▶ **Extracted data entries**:
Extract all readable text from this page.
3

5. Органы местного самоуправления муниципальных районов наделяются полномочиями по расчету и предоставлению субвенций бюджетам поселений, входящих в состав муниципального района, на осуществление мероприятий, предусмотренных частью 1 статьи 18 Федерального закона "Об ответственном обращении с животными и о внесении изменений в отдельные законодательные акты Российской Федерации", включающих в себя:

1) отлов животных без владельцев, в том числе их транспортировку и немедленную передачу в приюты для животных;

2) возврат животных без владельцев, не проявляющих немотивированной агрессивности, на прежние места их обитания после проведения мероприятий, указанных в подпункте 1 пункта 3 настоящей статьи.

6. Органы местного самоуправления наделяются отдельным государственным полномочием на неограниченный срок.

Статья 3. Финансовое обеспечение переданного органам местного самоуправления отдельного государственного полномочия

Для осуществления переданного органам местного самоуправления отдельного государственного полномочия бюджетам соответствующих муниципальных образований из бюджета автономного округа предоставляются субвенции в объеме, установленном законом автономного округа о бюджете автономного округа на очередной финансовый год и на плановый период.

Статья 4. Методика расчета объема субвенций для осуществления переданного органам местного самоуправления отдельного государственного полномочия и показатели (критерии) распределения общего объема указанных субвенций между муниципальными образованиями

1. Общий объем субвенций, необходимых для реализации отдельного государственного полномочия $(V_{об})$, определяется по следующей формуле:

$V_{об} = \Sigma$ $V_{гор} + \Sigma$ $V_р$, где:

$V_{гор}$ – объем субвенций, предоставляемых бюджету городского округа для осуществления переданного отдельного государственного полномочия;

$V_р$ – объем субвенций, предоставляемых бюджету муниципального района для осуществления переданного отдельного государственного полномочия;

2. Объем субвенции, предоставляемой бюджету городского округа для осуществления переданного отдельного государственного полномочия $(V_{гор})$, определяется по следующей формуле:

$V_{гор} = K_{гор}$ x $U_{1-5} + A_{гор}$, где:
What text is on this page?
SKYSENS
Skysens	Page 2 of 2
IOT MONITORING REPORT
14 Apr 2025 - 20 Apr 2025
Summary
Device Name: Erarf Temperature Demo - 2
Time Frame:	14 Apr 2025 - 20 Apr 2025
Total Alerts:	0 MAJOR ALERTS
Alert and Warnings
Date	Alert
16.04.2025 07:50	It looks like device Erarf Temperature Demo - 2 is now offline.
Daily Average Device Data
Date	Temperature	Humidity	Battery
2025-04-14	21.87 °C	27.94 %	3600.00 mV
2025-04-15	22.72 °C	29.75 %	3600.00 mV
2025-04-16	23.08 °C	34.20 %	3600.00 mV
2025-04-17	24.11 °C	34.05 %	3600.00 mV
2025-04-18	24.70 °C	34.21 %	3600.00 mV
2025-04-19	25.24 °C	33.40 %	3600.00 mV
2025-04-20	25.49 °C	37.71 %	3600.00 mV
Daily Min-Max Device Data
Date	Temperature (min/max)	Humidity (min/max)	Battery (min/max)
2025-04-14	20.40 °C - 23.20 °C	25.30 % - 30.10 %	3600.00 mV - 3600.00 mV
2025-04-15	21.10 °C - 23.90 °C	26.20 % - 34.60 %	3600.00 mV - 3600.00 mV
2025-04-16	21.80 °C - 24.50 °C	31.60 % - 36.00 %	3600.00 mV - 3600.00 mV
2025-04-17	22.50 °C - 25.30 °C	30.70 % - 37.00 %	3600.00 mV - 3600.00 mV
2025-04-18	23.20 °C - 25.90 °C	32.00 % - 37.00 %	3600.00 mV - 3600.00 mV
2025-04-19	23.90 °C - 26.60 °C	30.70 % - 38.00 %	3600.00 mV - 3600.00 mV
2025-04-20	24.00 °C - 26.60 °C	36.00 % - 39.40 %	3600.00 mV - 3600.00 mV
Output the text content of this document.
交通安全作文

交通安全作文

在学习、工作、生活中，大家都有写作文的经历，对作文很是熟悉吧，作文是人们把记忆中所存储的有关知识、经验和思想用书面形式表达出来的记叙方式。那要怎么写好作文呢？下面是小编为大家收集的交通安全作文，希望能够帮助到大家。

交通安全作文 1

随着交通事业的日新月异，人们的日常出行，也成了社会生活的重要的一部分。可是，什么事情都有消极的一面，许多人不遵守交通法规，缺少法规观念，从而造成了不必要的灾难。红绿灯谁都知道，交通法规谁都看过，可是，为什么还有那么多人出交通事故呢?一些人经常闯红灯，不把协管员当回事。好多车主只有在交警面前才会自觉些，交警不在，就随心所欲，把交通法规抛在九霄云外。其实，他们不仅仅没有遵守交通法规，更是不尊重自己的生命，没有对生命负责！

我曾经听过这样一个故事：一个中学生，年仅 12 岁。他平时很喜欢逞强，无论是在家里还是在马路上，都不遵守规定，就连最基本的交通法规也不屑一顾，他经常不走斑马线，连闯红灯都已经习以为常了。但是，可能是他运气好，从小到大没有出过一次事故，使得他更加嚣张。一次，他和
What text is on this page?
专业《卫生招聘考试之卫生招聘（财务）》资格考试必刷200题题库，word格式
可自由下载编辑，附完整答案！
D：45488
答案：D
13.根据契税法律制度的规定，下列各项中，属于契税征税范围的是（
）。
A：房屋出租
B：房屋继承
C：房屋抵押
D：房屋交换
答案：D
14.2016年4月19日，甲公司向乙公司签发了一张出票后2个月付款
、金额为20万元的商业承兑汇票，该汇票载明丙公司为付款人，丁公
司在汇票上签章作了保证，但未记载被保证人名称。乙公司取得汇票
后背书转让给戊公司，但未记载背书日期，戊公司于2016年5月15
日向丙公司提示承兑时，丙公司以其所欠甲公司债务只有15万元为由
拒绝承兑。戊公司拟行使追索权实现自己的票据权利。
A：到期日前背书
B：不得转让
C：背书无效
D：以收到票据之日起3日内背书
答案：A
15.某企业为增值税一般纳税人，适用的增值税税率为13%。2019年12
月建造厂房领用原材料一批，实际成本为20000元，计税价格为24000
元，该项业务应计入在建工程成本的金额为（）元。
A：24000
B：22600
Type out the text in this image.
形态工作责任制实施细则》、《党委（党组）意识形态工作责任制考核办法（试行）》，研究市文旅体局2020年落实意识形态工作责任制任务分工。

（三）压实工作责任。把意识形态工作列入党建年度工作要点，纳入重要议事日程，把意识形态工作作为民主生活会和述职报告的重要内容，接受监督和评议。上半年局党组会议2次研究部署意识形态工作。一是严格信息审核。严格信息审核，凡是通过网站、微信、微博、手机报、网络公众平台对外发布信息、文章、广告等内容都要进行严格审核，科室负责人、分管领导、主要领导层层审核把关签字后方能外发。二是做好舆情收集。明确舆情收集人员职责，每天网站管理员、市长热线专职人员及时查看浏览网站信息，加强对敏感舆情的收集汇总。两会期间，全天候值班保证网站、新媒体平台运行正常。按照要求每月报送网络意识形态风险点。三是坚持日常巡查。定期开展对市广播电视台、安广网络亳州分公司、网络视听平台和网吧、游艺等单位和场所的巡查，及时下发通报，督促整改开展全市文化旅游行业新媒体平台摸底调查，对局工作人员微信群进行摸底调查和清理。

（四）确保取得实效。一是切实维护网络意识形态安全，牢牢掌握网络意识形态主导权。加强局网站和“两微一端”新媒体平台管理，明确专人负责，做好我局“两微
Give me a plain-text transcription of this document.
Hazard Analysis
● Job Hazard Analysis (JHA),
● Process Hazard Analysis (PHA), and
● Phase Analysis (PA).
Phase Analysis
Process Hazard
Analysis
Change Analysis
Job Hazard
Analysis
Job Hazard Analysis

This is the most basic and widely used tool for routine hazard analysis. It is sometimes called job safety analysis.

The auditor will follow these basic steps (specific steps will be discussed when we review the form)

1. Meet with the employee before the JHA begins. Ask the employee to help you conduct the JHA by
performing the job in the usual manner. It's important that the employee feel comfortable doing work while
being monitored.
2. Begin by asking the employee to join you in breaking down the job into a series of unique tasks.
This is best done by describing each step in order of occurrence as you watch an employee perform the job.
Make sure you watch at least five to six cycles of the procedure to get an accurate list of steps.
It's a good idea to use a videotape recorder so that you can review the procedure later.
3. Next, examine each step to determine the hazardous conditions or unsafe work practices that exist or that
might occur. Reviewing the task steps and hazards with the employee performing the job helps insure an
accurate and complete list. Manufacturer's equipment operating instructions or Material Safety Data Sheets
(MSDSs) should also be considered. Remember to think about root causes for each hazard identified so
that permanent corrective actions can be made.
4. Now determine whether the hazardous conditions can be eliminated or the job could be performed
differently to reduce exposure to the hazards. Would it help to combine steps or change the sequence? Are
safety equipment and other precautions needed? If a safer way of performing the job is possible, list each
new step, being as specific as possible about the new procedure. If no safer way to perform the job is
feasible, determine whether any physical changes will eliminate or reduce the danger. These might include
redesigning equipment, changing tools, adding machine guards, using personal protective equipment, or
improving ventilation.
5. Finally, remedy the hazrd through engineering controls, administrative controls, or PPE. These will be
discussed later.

▶ **Your objective**:
Copy every line above that holds the word "указанных".

▶ **Response to the task**:
2) возврат животных без владельцев, не проявляющих немотивированной агрессивности, на прежние места их обитания после проведения мероприятий, указанных в подпункте 1 пункта 3 настоящей статьи.
Статья 4. Методика расчета объема субвенций для осуществления переданного органам местного самоуправления отдельного государственного полномочия и показатели (критерии) распределения общего объема указанных субвенций между муниципальными образованиями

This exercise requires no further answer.